Required task: Can you update the listing lines starting at "badge-right-text: ARTEMIS <box>939" and ending at "color-bar-label: 10⁴ <box>990 524" so that "color-bar-label" becomes "colorbar-label", with nothing else changed? Return only those lines.

Data listing:
(begin)

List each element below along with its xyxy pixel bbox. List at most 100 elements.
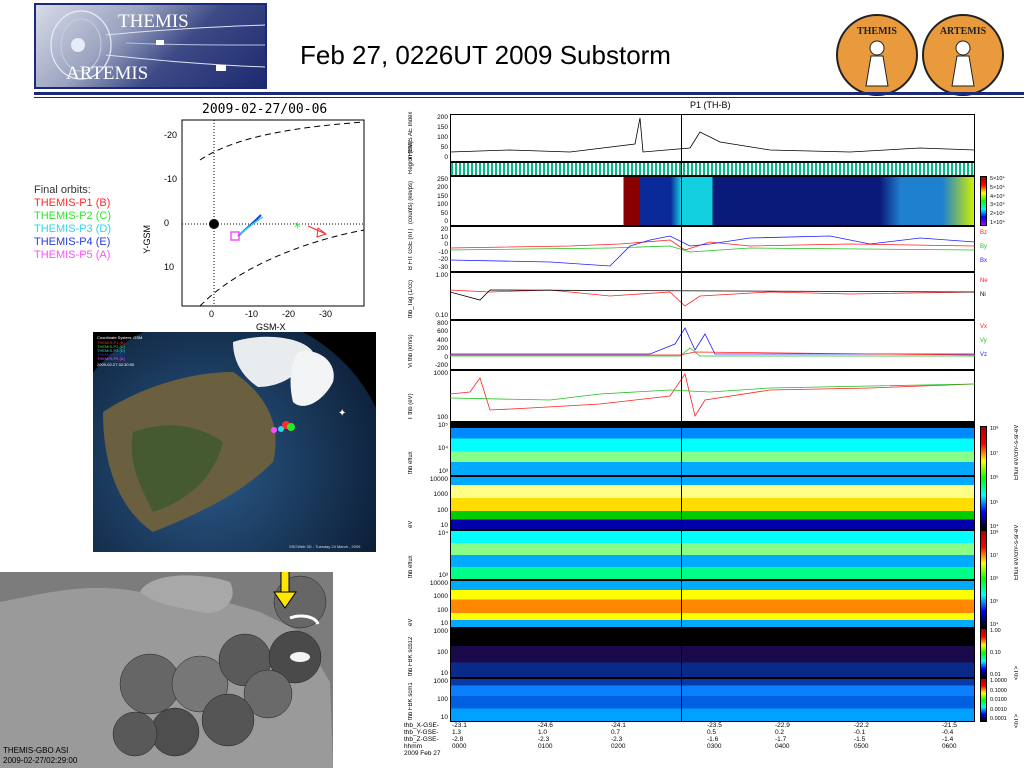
badge-right-text: ARTEMIS <box>939 26 987 37</box>
orbit-xtick: -30 <box>319 309 333 319</box>
orbit-xtick: -10 <box>245 309 259 319</box>
panel-ytick: 1000 <box>433 628 448 635</box>
panel-ytick: 200 <box>437 184 448 192</box>
themis-artemis-logo: THEMIS ARTEMIS <box>34 3 267 89</box>
axis-time-value: -1.7 <box>775 736 787 743</box>
color-bar-label: 10⁴ <box>990 622 999 628</box>
axis-time-value: 0300 <box>707 743 722 750</box>
axis-time-value: -1.6 <box>707 736 719 743</box>
series-label: Ne <box>980 278 988 284</box>
axis-time-value: -22.2 <box>854 722 869 729</box>
axis-time-value: 0200 <box>611 743 626 750</box>
orbit-ytick: -20 <box>164 130 178 140</box>
panel-ylabel: eV <box>408 520 414 528</box>
axis-time-value: -23.5 <box>707 722 722 729</box>
panel-ytick: 0 <box>444 241 448 249</box>
axis-time-value: -24.1 <box>611 722 626 729</box>
panel-ytick: -10 <box>438 248 448 256</box>
axis-row-label: hhmm <box>404 743 423 750</box>
color-bar-label: 0.1000 <box>990 687 1007 694</box>
figure-icon <box>951 40 975 87</box>
axis-time-value: -22.9 <box>775 722 790 729</box>
panel-ylabel: thb eflux <box>408 451 414 474</box>
axis-time-value: -23.1 <box>452 722 467 729</box>
color-bar-label: 10⁴ <box>990 524 999 530</box>
panel-ytick: 100 <box>437 134 448 141</box>
panel-ytick: 100 <box>437 649 448 656</box>
panel-ytick: -200 <box>434 362 448 369</box>
logo-text-artemis: ARTEMIS <box>66 63 149 84</box>
color-bar-label: 0.0010 <box>990 706 1007 713</box>
legend-title: Final orbits: <box>34 184 91 196</box>
data-panel <box>450 476 975 530</box>
data-panel <box>450 320 975 370</box>
panel-ylabel: thb FBK scm1 <box>408 682 414 720</box>
data-panel <box>450 678 975 722</box>
axis-time-value: 0.7 <box>611 729 621 736</box>
panel-ytick: 1000 <box>433 678 448 685</box>
color-bar-label: 4×10⁴ <box>990 193 1005 200</box>
panel-ytick: 200 <box>437 345 448 353</box>
color-bar-label: 5×10⁴ <box>990 176 1005 182</box>
panel-ytick: 200 <box>437 114 448 121</box>
globe-mini-legend-item: THEMIS-P4 (E) <box>97 352 125 357</box>
panel-ytick: 10 <box>440 233 448 241</box>
axis-time-value: 0.2 <box>775 729 785 736</box>
trace-line <box>450 347 975 357</box>
panel-ytick: 250 <box>437 176 448 183</box>
panel-ytick: 100 <box>437 201 448 209</box>
axis-time-value: -2.3 <box>538 736 550 743</box>
panel-ytick: 400 <box>437 336 448 344</box>
panel-ytick: 100 <box>437 414 448 421</box>
axis-time-value: -0.1 <box>854 729 866 736</box>
color-bar-unit: <nT> <box>1014 713 1020 728</box>
orbit-ytick: -10 <box>164 174 178 184</box>
panel-ylabel: (counts) (kevps) <box>408 180 414 224</box>
orbit-plot-title: 2009-02-27/00-06 <box>202 102 328 117</box>
color-bar-label: 10⁵ <box>990 599 999 605</box>
panel-ytick: 150 <box>437 192 448 200</box>
panel-ytick: -20 <box>438 256 448 264</box>
orbit-xlabel: GSM-X <box>256 322 286 332</box>
axis-time-value: -2.8 <box>452 736 464 743</box>
panel-ytick: 10000 <box>429 476 448 483</box>
panel-ytick: 50 <box>440 209 448 217</box>
globe-graphic: ✦ <box>93 332 376 552</box>
globe-caption-time: 2009-02-27 02:30:00 <box>97 362 135 367</box>
orbit-ytick: 0 <box>164 218 170 228</box>
globe-mini-legend-item: THEMIS-P3 (D) <box>97 348 125 353</box>
panel-ytick: 150 <box>437 124 448 131</box>
panel-ylabel: eV <box>408 618 414 626</box>
panel-ytick: 1000 <box>433 593 448 601</box>
color-bar <box>980 176 987 226</box>
trace-line <box>450 117 975 153</box>
color-bar-label: 1.00 <box>990 628 1001 634</box>
panel-trace <box>450 327 975 357</box>
header-divider <box>34 92 1024 95</box>
badge-left-text: THEMIS <box>856 26 897 37</box>
axis-time-value: 0.5 <box>707 729 717 736</box>
trace-line <box>450 245 975 253</box>
legend-item: THEMIS-P2 (C) <box>34 210 111 222</box>
panel-ytick: 1.00 <box>435 272 448 279</box>
svg-text:✦: ✦ <box>338 408 346 419</box>
timeseries-stack-plot: P1 (TH-B) THEMIS AE Index 200 150 100 50 0 Reg… <box>400 100 1024 768</box>
color-bar-label: 0.01 <box>990 672 1001 678</box>
globe-caption-top: Coordinate System: GSM <box>97 335 143 340</box>
axis-time-value: -24.6 <box>538 722 553 729</box>
svg-text:*: * <box>294 221 301 236</box>
panel-trace <box>450 289 975 307</box>
panel-ylabel: Vi thb (km/s) <box>408 334 414 368</box>
color-bar-unit: Eflux eV/cm²-s-sr-eV <box>1014 524 1020 580</box>
axis-time-value: 0600 <box>942 743 957 750</box>
axis-time-value: -0.4 <box>942 729 954 736</box>
color-bar <box>980 426 987 530</box>
panel-trace <box>450 235 975 267</box>
color-bar-label: 10⁷ <box>990 450 999 457</box>
themis-badge-logo: THEMIS <box>836 14 918 96</box>
panel-ytick: 10 <box>440 670 448 677</box>
page-title: Feb 27, 0226UT 2009 Substorm <box>300 40 671 70</box>
axis-time-value: 0000 <box>452 743 467 750</box>
data-panel <box>450 176 975 226</box>
panel-ytick: 10000 <box>429 580 448 587</box>
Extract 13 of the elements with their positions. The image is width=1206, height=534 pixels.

(end)

Output below:
badge-right-text: ARTEMIS <box>939 26 987 37</box>
orbit-xtick: -30 <box>319 309 333 319</box>
orbit-xtick: -10 <box>245 309 259 319</box>
panel-ytick: 1000 <box>433 628 448 635</box>
panel-ytick: 200 <box>437 184 448 192</box>
themis-artemis-logo: THEMIS ARTEMIS <box>34 3 267 89</box>
axis-time-value: -1.7 <box>775 736 787 743</box>
colorbar-label: 10⁴ <box>990 622 999 628</box>
axis-time-value: 0300 <box>707 743 722 750</box>
axis-time-value: -1.6 <box>707 736 719 743</box>
series-label: Ne <box>980 278 988 284</box>
axis-time-value: -22.2 <box>854 722 869 729</box>
axis-time-value: 0200 <box>611 743 626 750</box>
orbit-ytick: -20 <box>164 130 178 140</box>
panel-ylabel: eV <box>408 520 414 528</box>
axis-time-value: -23.5 <box>707 722 722 729</box>
panel-ytick: 0 <box>444 241 448 249</box>
axis-time-value: -24.1 <box>611 722 626 729</box>
panel-ytick: -10 <box>438 248 448 256</box>
axis-row-label: hhmm <box>404 743 423 750</box>
colorbar-label: 0.1000 <box>990 687 1007 694</box>
figure-icon <box>951 40 975 87</box>
axis-time-value: -22.9 <box>775 722 790 729</box>
panel-ylabel: thb eflux <box>408 451 414 474</box>
axis-time-value: -23.1 <box>452 722 467 729</box>
colorbar-label: 10⁴ <box>990 524 999 530</box>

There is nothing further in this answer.